Information shown:
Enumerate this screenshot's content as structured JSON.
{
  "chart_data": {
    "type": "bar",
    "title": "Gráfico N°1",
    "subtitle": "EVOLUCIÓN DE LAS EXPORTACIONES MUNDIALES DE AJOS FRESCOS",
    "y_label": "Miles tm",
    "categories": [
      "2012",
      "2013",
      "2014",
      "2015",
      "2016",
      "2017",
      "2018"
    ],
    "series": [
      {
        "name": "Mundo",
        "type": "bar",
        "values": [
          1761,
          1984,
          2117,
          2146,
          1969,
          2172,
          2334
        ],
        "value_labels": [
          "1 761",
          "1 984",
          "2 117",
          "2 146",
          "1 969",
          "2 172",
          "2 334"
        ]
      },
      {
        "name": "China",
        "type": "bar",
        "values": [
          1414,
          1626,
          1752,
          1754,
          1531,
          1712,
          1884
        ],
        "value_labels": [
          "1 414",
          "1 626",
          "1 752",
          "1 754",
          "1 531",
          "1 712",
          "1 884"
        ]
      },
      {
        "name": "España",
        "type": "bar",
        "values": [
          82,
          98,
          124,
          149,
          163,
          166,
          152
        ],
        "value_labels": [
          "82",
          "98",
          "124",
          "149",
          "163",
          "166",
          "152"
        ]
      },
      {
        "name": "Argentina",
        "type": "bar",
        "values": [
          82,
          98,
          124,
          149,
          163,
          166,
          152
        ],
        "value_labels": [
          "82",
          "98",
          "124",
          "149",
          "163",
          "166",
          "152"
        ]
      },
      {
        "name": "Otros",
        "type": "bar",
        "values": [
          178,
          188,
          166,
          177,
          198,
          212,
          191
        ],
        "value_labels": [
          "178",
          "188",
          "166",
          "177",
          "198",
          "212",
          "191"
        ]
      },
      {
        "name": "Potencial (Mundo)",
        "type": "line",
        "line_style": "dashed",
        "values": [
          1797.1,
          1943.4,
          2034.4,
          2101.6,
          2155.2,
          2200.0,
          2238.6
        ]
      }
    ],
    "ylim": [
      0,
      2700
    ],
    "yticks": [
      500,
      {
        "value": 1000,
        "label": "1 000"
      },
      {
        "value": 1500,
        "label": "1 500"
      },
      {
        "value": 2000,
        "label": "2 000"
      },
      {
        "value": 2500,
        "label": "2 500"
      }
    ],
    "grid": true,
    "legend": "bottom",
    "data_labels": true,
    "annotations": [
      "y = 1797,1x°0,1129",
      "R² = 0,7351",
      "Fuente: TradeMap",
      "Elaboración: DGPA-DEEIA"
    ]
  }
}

Work required: All of the entries must be written out exactly as they stand.

Finished task:
Enumerate this screenshot's content as structured JSON.
{
  "chart_data": {
    "type": "bar",
    "title": "Gráfico N°1",
    "subtitle": "EVOLUCIÓN DE LAS EXPORTACIONES MUNDIALES DE AJOS FRESCOS",
    "y_label": "Miles tm",
    "categories": [
      "2012",
      "2013",
      "2014",
      "2015",
      "2016",
      "2017",
      "2018"
    ],
    "series": [
      {
        "name": "Mundo",
        "type": "bar",
        "values": [
          1761,
          1984,
          2117,
          2146,
          1969,
          2172,
          2334
        ],
        "value_labels": [
          "1 761",
          "1 984",
          "2 117",
          "2 146",
          "1 969",
          "2 172",
          "2 334"
        ]
      },
      {
        "name": "China",
        "type": "bar",
        "values": [
          1414,
          1626,
          1752,
          1754,
          1531,
          1712,
          1884
        ],
        "value_labels": [
          "1 414",
          "1 626",
          "1 752",
          "1 754",
          "1 531",
          "1 712",
          "1 884"
        ]
      },
      {
        "name": "España",
        "type": "bar",
        "values": [
          82,
          98,
          124,
          149,
          163,
          166,
          152
        ],
        "value_labels": [
          "82",
          "98",
          "124",
          "149",
          "163",
          "166",
          "152"
        ]
      },
      {
        "name": "Argentina",
        "type": "bar",
        "values": [
          82,
          98,
          124,
          149,
          163,
          166,
          152
        ],
        "value_labels": [
          "82",
          "98",
          "124",
          "149",
          "163",
          "166",
          "152"
        ]
      },
      {
        "name": "Otros",
        "type": "bar",
        "values": [
          178,
          188,
          166,
          177,
          198,
          212,
          191
        ],
        "value_labels": [
          "178",
          "188",
          "166",
          "177",
          "198",
          "212",
          "191"
        ]
      },
      {
        "name": "Potencial (Mundo)",
        "type": "line",
        "line_style": "dashed",
        "values": [
          1797.1,
          1943.4,
          2034.4,
          2101.6,
          2155.2,
          2200.0,
          2238.6
        ]
      }
    ],
    "ylim": [
      0,
      2700
    ],
    "yticks": [
      500,
      {
        "value": 1000,
        "label": "1 000"
      },
      {
        "value": 1500,
        "label": "1 500"
      },
      {
        "value": 2000,
        "label": "2 000"
      },
      {
        "value": 2500,
        "label": "2 500"
      }
    ],
    "grid": true,
    "legend": "bottom",
    "data_labels": true,
    "annotations": [
      "y = 1797,1x°0,1129",
      "R² = 0,7351",
      "Fuente: TradeMap",
      "Elaboración: DGPA-DEEIA"
    ]
  }
}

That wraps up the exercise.